> **Instruction**: Pick out the lines containing "triangle".

> **Dataset extract**:
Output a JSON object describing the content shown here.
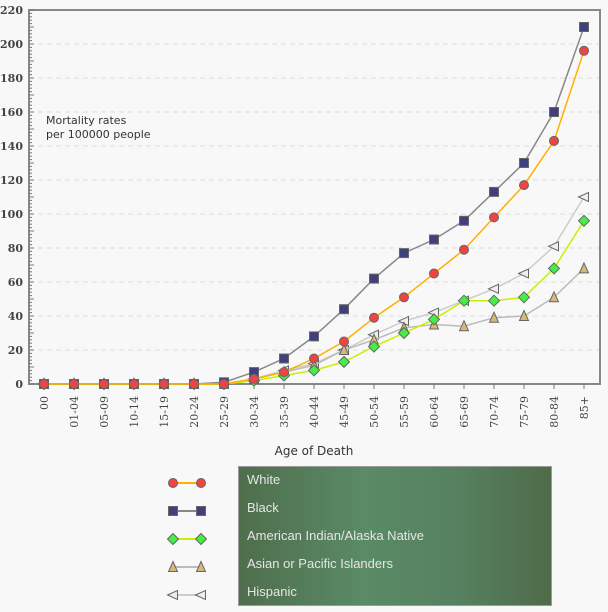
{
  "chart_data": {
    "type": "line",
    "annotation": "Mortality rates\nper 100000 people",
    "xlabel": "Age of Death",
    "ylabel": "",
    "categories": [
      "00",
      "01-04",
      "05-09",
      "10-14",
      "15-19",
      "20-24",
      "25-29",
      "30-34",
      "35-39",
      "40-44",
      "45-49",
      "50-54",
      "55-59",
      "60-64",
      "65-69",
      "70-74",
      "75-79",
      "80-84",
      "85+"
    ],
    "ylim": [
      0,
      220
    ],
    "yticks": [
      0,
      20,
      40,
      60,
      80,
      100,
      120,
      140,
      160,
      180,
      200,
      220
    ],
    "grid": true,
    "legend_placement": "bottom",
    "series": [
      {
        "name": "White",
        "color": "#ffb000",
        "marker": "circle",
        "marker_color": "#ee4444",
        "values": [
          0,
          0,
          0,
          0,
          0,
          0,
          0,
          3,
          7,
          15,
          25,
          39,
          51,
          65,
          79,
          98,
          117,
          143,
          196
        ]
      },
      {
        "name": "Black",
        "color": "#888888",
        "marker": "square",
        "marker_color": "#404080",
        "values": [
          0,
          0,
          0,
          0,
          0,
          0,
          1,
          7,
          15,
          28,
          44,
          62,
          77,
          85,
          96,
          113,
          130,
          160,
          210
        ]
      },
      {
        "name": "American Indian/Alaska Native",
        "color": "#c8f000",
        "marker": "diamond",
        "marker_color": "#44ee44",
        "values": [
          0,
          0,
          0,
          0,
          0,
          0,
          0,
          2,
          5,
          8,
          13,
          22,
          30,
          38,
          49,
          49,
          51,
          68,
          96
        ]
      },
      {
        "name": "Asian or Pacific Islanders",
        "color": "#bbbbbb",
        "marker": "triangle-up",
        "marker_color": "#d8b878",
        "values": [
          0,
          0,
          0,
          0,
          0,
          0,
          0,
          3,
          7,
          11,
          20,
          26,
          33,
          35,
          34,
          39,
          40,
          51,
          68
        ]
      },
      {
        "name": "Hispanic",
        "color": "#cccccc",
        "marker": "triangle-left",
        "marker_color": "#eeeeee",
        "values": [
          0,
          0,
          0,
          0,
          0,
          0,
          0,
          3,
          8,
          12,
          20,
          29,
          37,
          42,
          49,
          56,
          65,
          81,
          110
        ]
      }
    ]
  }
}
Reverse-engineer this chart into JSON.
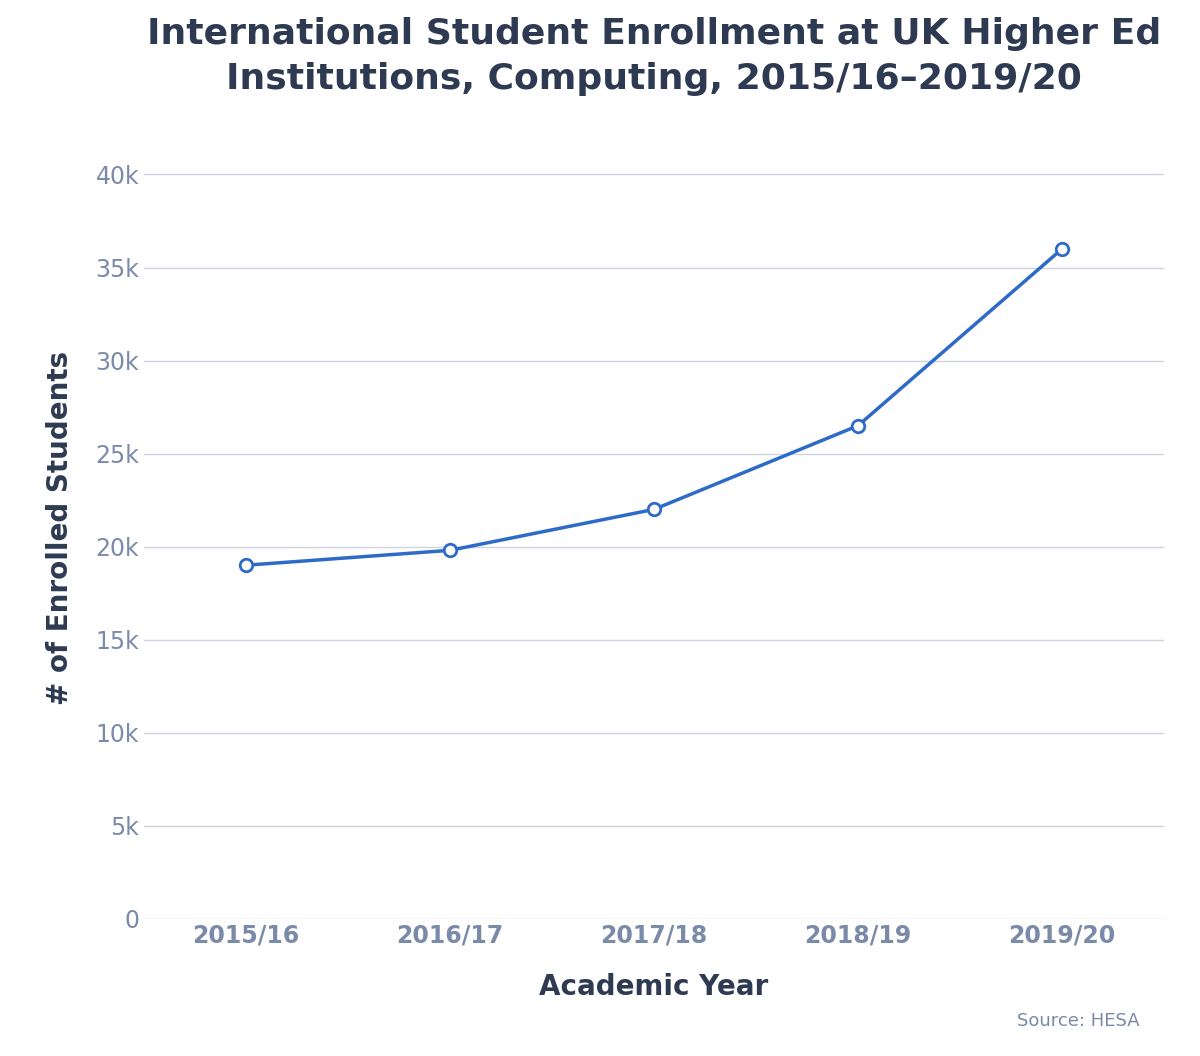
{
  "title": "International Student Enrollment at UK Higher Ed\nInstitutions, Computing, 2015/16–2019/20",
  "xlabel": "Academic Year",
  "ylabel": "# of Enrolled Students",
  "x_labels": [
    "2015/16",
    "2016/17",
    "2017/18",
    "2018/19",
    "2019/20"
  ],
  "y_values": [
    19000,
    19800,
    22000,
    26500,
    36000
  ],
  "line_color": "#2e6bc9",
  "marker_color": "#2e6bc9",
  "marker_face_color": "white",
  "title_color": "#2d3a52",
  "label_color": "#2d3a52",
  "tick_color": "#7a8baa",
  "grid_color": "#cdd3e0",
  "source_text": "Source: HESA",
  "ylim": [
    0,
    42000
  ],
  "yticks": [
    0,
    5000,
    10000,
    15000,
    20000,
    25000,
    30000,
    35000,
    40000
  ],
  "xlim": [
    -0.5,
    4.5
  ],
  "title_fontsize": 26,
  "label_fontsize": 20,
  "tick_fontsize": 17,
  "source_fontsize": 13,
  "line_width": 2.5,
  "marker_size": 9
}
---
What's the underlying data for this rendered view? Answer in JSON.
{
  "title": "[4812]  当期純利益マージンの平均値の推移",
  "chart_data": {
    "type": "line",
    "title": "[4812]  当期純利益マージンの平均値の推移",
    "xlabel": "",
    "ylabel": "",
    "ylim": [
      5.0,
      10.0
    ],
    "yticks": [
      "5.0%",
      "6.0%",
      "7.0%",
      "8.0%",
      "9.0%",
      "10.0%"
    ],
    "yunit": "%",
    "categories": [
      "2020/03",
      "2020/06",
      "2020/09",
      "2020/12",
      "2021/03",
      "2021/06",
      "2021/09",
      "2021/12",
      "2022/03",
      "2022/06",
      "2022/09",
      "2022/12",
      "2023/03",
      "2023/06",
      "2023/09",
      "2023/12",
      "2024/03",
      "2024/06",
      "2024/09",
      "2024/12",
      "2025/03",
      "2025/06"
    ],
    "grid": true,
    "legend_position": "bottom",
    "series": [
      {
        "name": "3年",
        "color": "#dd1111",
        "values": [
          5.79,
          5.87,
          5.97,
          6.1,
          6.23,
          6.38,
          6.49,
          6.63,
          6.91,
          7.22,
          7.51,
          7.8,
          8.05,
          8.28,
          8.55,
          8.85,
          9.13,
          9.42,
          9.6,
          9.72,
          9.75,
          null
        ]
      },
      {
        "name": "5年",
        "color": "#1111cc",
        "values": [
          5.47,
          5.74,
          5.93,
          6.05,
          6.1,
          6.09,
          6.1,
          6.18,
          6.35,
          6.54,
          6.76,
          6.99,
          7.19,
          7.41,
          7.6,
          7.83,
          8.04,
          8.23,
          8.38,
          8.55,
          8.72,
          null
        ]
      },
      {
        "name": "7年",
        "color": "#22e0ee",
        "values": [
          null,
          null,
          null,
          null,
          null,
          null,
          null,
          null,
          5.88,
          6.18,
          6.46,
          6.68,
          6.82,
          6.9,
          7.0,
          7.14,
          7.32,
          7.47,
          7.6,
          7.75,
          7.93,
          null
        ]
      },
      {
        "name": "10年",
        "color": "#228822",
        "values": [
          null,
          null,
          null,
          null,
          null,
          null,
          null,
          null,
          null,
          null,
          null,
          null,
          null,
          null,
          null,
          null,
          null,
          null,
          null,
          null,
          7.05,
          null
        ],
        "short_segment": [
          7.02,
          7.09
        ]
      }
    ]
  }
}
--
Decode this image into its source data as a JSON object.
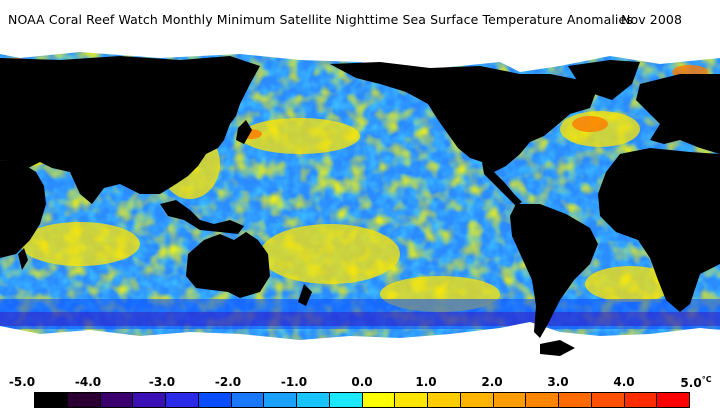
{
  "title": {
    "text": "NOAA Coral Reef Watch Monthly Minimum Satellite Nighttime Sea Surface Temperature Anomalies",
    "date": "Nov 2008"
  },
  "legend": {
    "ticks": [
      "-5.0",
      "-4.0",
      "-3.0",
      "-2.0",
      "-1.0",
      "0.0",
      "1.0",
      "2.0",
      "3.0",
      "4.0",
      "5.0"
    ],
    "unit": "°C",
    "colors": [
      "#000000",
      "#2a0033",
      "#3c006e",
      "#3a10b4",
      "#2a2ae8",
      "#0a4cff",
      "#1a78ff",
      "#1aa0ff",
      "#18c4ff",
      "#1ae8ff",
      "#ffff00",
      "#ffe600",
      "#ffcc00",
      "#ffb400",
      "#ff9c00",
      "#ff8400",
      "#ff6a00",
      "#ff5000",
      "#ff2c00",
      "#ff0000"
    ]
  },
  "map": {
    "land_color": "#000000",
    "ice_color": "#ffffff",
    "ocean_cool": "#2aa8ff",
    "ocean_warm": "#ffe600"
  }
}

> **Exercise result**:
        "marker": "triangle-up",
        "marker": "triangle-left",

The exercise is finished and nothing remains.